- [GOAL]: Take the material and output all of it exactly.

(Stored items)
***

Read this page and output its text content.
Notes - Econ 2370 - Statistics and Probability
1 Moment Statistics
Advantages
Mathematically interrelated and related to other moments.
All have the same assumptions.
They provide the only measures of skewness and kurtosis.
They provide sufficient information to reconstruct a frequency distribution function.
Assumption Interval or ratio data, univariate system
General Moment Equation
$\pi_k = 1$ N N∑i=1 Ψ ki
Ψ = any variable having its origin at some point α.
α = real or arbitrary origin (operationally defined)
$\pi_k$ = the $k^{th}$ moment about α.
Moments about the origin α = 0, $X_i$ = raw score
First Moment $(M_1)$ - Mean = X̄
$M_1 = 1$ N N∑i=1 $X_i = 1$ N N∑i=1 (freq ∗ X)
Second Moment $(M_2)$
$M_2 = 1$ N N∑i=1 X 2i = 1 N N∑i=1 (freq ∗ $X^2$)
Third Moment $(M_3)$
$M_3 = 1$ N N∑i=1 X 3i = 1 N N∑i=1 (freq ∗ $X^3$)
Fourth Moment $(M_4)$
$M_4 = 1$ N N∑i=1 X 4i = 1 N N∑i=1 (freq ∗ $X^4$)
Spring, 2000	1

***

- [FULL ANSWER]:
Read this page and output its text content.
Notes - Econ 2370 - Statistics and Probability
1 Moment Statistics
Advantages
Mathematically interrelated and related to other moments.
All have the same assumptions.
They provide the only measures of skewness and kurtosis.
They provide sufficient information to reconstruct a frequency distribution function.
Assumption Interval or ratio data, univariate system
General Moment Equation
$\pi_k = 1$ N N∑i=1 Ψ ki
Ψ = any variable having its origin at some point α.
α = real or arbitrary origin (operationally defined)
$\pi_k$ = the $k^{th}$ moment about α.
Moments about the origin α = 0, $X_i$ = raw score
First Moment $(M_1)$ - Mean = X̄
$M_1 = 1$ N N∑i=1 $X_i = 1$ N N∑i=1 (freq ∗ X)
Second Moment $(M_2)$
$M_2 = 1$ N N∑i=1 X 2i = 1 N N∑i=1 (freq ∗ $X^2$)
Third Moment $(M_3)$
$M_3 = 1$ N N∑i=1 X 3i = 1 N N∑i=1 (freq ∗ $X^3$)
Fourth Moment $(M_4)$
$M_4 = 1$ N N∑i=1 X 4i = 1 N N∑i=1 (freq ∗ $X^4$)
Spring, 2000	1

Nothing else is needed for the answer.